- [Task description]:
Locate every line that holds the string "JSON" and copy it.

--- begin Records to process ---

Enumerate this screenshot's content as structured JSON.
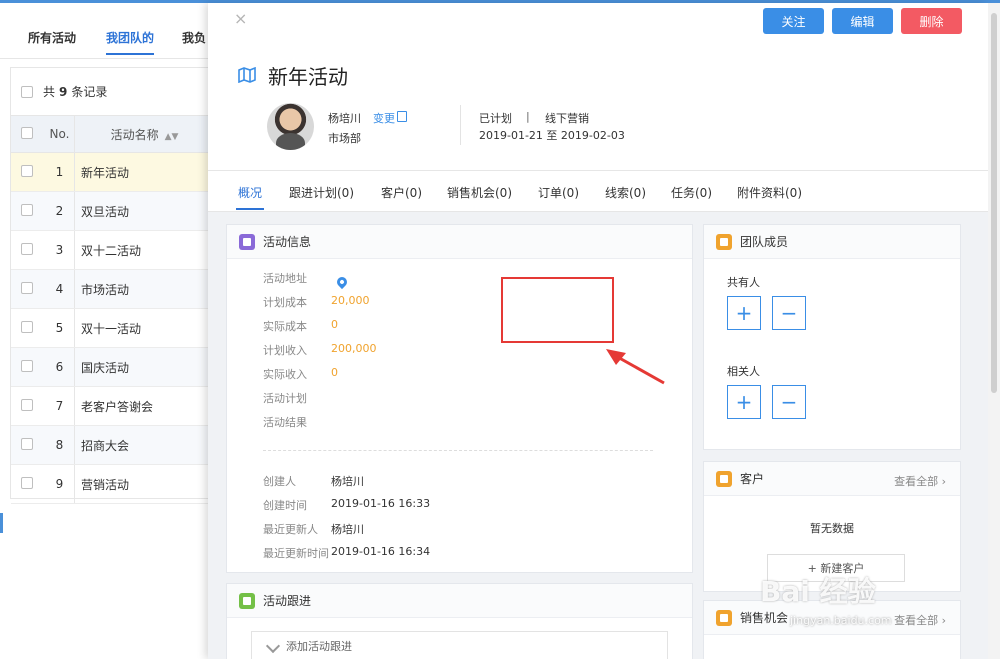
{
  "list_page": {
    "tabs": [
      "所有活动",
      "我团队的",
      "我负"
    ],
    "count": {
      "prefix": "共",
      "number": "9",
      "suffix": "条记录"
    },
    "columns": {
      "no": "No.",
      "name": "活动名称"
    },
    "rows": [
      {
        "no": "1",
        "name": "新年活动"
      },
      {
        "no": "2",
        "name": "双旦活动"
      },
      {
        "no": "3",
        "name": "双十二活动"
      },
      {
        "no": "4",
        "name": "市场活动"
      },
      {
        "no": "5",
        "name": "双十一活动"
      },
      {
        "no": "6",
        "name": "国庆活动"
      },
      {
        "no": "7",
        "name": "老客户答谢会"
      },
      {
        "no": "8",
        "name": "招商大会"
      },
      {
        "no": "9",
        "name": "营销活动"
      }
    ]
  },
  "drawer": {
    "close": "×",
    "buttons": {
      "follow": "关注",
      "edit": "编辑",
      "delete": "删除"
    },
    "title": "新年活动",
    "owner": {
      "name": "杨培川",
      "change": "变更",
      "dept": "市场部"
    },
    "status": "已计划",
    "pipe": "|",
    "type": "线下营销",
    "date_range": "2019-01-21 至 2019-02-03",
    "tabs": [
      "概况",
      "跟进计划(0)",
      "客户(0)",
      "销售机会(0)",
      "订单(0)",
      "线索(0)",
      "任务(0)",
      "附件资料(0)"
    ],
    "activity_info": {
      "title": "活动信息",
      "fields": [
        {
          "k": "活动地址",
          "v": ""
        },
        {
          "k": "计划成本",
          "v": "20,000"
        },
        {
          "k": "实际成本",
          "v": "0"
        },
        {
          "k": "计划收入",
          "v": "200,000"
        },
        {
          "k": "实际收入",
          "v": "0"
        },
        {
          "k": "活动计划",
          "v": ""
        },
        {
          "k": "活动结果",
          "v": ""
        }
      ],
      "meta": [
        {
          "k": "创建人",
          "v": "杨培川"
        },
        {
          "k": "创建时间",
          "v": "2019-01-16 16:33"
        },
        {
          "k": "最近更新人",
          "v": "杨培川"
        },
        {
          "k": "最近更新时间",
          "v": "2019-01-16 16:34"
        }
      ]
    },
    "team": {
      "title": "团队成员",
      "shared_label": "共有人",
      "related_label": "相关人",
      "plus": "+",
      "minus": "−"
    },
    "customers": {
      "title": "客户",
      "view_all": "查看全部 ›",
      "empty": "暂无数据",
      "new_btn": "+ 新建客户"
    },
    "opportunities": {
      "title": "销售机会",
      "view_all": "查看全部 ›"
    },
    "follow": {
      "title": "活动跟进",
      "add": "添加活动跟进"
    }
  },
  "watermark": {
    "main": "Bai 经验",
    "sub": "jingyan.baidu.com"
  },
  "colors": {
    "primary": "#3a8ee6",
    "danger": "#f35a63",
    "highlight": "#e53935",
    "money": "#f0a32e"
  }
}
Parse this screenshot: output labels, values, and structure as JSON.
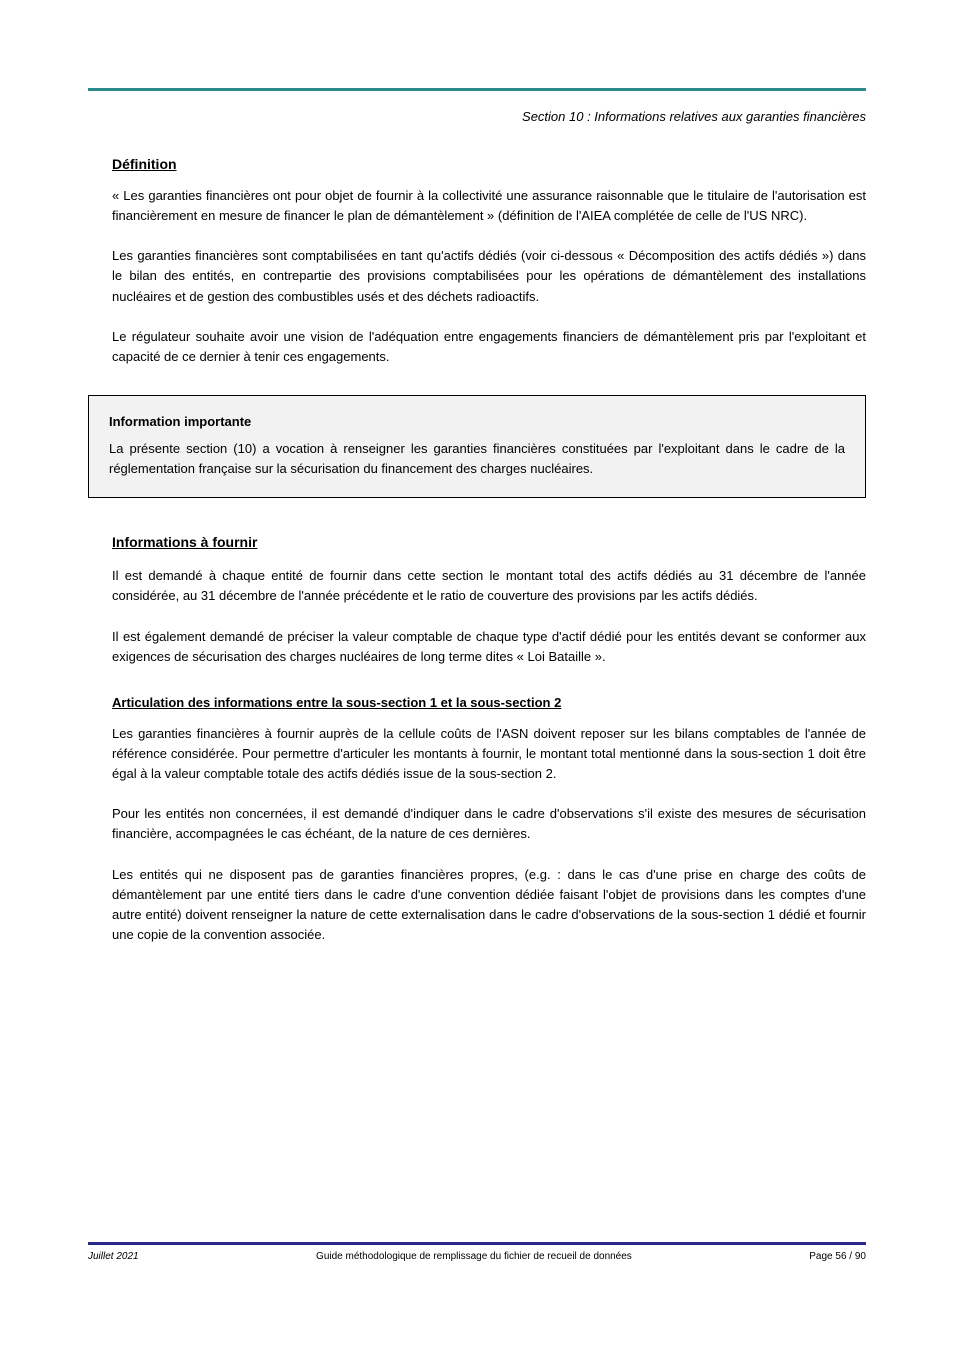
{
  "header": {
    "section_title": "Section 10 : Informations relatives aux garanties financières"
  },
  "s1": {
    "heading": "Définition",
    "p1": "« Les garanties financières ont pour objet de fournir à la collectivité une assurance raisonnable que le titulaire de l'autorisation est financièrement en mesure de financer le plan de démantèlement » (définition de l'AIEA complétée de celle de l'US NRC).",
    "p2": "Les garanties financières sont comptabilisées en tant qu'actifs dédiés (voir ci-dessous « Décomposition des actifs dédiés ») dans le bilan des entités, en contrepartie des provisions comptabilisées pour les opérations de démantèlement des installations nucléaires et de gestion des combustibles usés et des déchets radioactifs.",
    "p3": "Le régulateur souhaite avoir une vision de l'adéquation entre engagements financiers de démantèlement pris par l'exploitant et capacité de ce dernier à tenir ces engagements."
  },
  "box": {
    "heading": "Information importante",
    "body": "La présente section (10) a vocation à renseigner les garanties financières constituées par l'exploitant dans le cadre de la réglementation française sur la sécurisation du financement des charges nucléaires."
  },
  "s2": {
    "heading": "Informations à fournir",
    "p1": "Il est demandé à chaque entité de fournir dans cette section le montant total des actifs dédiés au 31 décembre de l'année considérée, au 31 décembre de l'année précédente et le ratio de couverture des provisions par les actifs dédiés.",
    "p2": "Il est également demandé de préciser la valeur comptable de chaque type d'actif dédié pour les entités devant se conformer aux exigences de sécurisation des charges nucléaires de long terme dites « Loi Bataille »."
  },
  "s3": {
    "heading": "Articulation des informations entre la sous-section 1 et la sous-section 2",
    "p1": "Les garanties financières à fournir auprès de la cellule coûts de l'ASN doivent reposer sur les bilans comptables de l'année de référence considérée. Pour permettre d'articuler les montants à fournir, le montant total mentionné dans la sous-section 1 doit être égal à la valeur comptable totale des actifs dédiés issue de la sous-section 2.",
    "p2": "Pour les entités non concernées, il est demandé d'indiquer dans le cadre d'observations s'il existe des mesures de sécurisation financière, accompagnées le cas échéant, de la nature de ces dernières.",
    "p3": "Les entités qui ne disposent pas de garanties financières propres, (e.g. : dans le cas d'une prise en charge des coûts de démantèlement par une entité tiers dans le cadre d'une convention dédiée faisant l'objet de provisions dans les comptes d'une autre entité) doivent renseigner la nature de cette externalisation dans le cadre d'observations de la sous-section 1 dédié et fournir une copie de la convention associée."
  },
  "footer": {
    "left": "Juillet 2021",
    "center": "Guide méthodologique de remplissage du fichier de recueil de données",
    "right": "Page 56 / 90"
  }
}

--- end Records to process ---

- [Reply to the task]:
Enumerate this screenshot's content as structured JSON.
Parse this screenshot: output labels, values, and structure as JSON.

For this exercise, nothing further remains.